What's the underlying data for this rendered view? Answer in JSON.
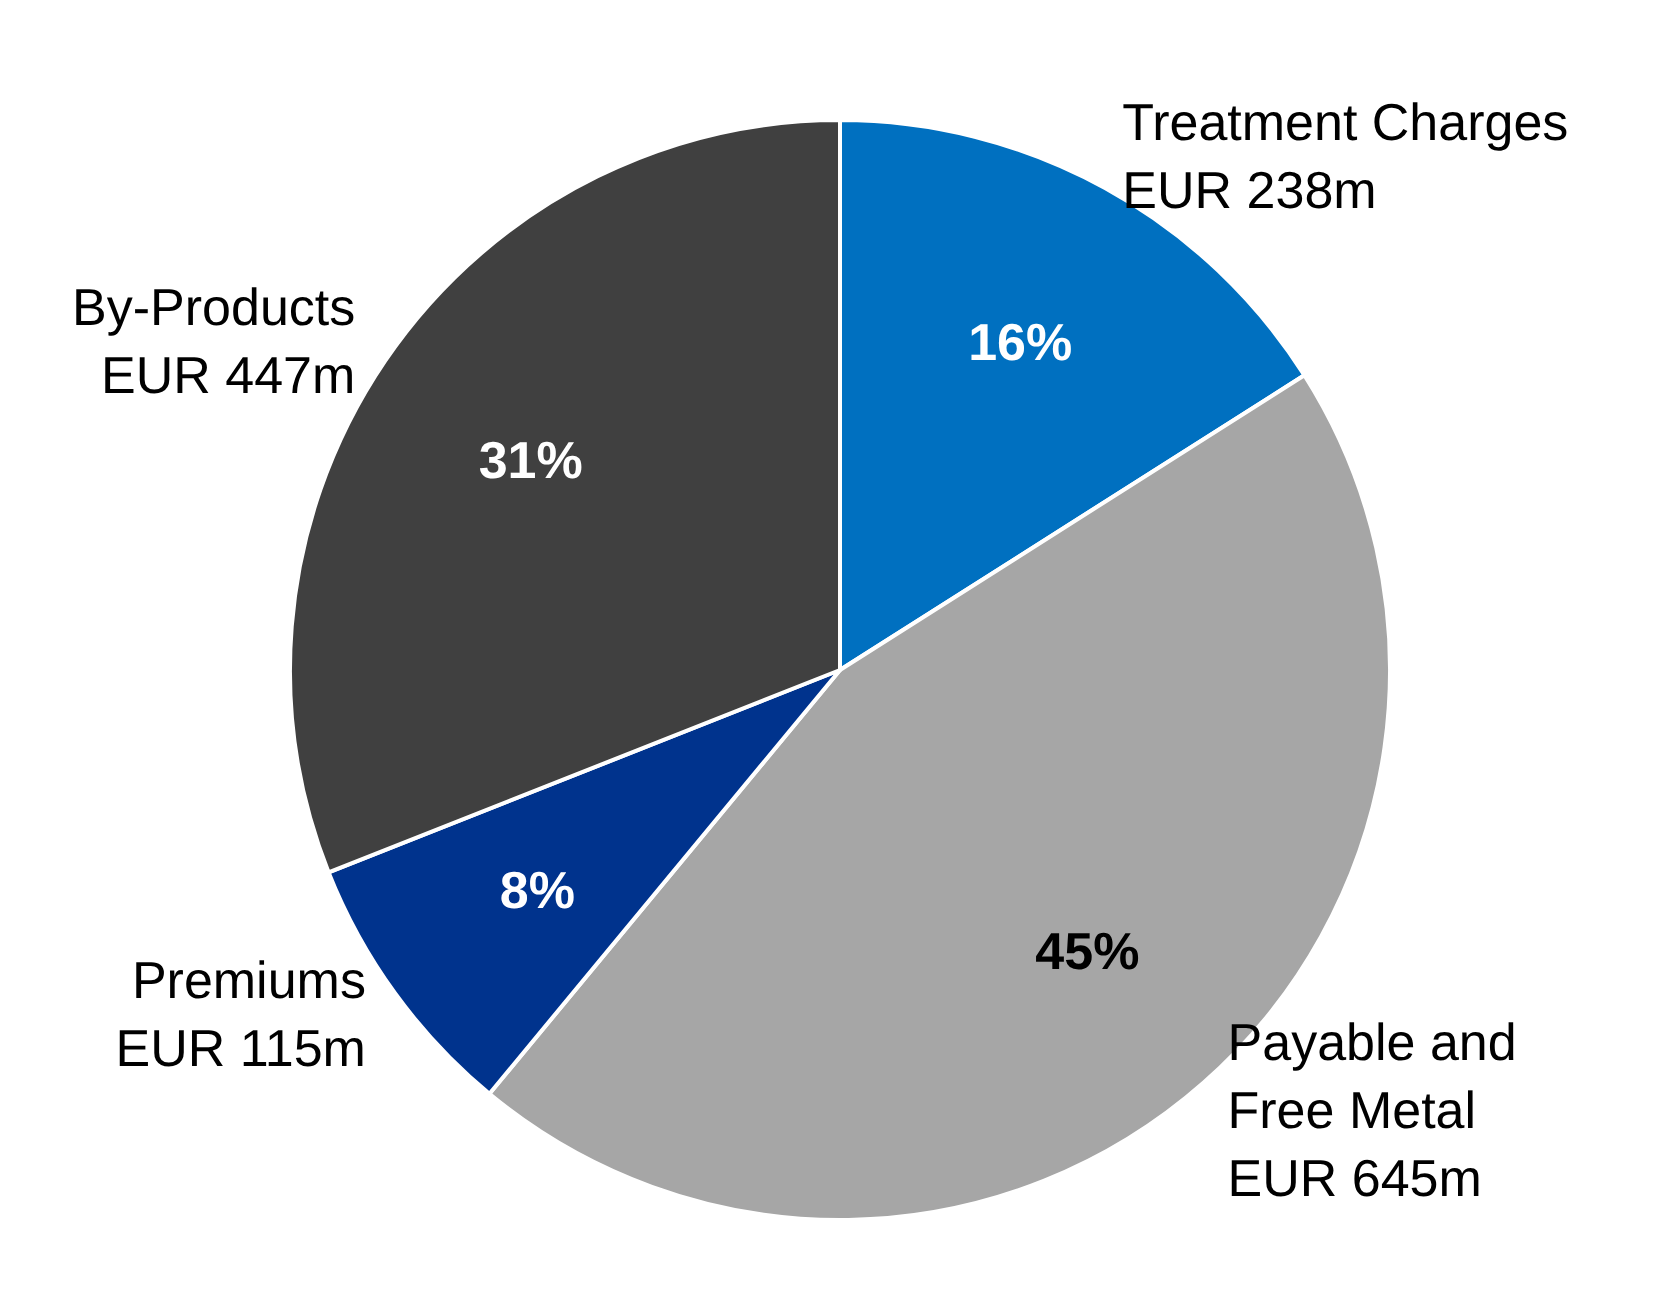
{
  "chart_data": {
    "type": "pie",
    "categories": [
      "Treatment Charges\nEUR 238m",
      "Payable and\nFree Metal\nEUR 645m",
      "Premiums\nEUR 115m",
      "By-Products\nEUR 447m"
    ],
    "values": [
      16,
      45,
      8,
      31
    ],
    "colors": [
      "#0070c0",
      "#a6a6a6",
      "#00338d",
      "#404040"
    ],
    "value_labels": [
      "16%",
      "45%",
      "8%",
      "31%"
    ],
    "legend": false
  }
}
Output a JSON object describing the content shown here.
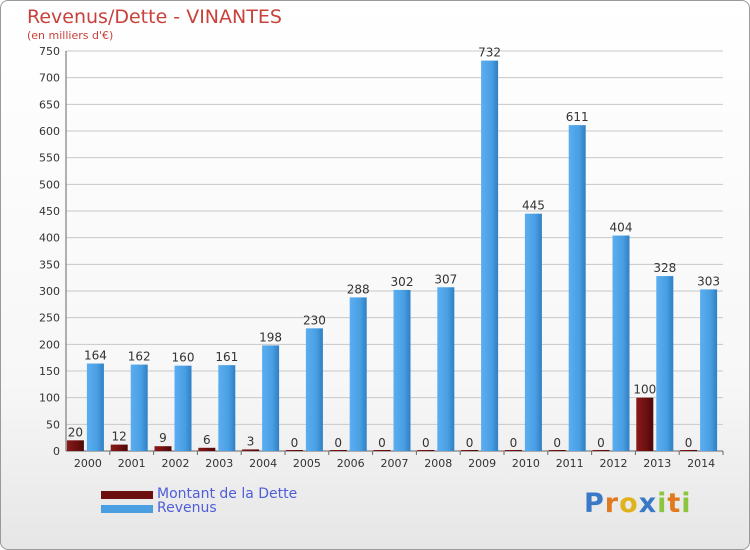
{
  "chart_data": {
    "type": "bar",
    "title": "Revenus/Dette - VINANTES",
    "subtitle": "(en milliers d'€)",
    "categories": [
      "2000",
      "2001",
      "2002",
      "2003",
      "2004",
      "2005",
      "2006",
      "2007",
      "2008",
      "2009",
      "2010",
      "2011",
      "2012",
      "2013",
      "2014"
    ],
    "series": [
      {
        "name": "Montant de la Dette",
        "color": "#6b0f0f",
        "values": [
          20,
          12,
          9,
          6,
          3,
          0,
          0,
          0,
          0,
          0,
          0,
          0,
          0,
          100,
          0
        ]
      },
      {
        "name": "Revenus",
        "color": "#4a9fe3",
        "values": [
          164,
          162,
          160,
          161,
          198,
          230,
          288,
          302,
          307,
          732,
          445,
          611,
          404,
          328,
          303
        ]
      }
    ],
    "ylim": [
      0,
      750
    ],
    "yticks": [
      0,
      50,
      100,
      150,
      200,
      250,
      300,
      350,
      400,
      450,
      500,
      550,
      600,
      650,
      700,
      750
    ],
    "grid": true,
    "legend_position": "bottom-left"
  },
  "logo": {
    "letters": [
      "P",
      "r",
      "o",
      "x",
      "i",
      "t",
      "i"
    ],
    "colors": [
      "#3a78c8",
      "#e07a1e",
      "#e0b21e",
      "#3a78c8",
      "#8cc63f",
      "#e07a1e",
      "#8cc63f"
    ]
  }
}
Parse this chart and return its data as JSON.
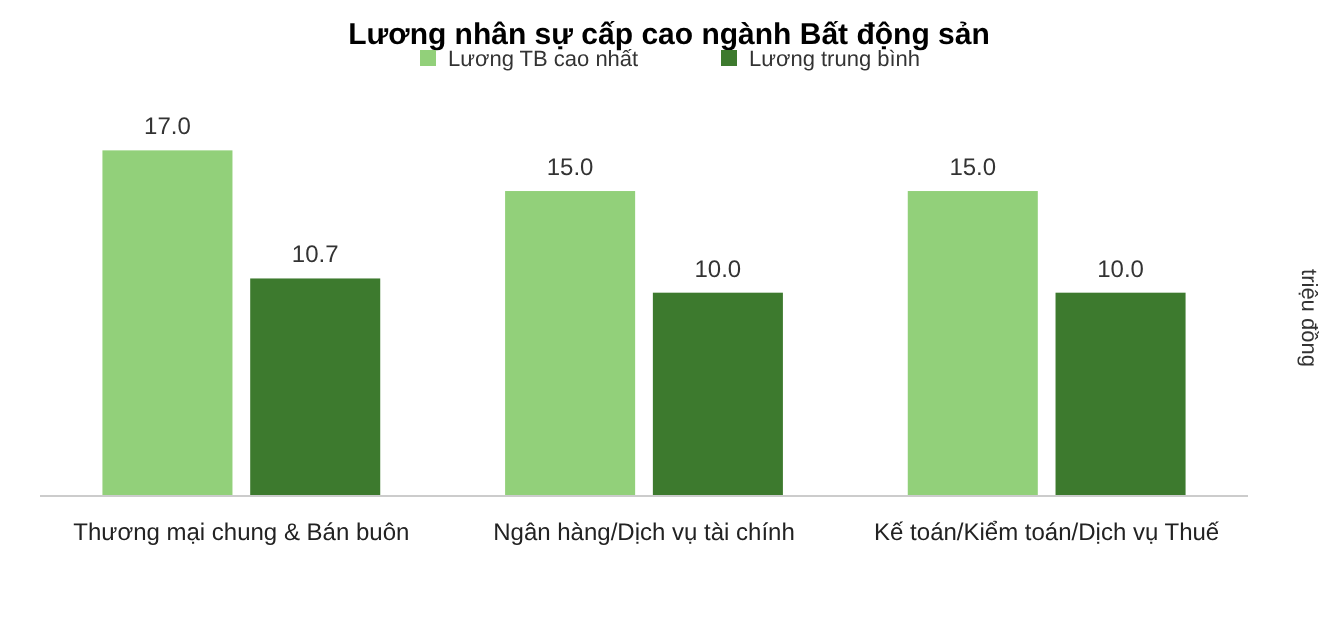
{
  "chart_data": {
    "type": "bar",
    "title": "Lương nhân sự cấp cao ngành Bất động sản",
    "ylabel": "triệu đồng",
    "categories": [
      "Thương mại chung & Bán buôn",
      "Ngân hàng/Dịch vụ tài chính",
      "Kế toán/Kiểm toán/Dịch vụ Thuế"
    ],
    "series": [
      {
        "name": "Lương TB cao nhất",
        "color": "#92d07a",
        "values": [
          17.0,
          15.0,
          15.0
        ],
        "value_labels": [
          "17.0",
          "15.0",
          "15.0"
        ]
      },
      {
        "name": "Lương trung bình",
        "color": "#3d7a2e",
        "values": [
          10.7,
          10.0,
          10.0
        ],
        "value_labels": [
          "10.7",
          "10.0",
          "10.0"
        ]
      }
    ],
    "legend": "top",
    "tick_labels": "x"
  }
}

### TASK DETAILS:
Copy out the lines that hold "this".

### WRITTEN ANSWER:
What's the underlying data for this rendered view? Answer in JSON.
Parse this chart and return its data as JSON.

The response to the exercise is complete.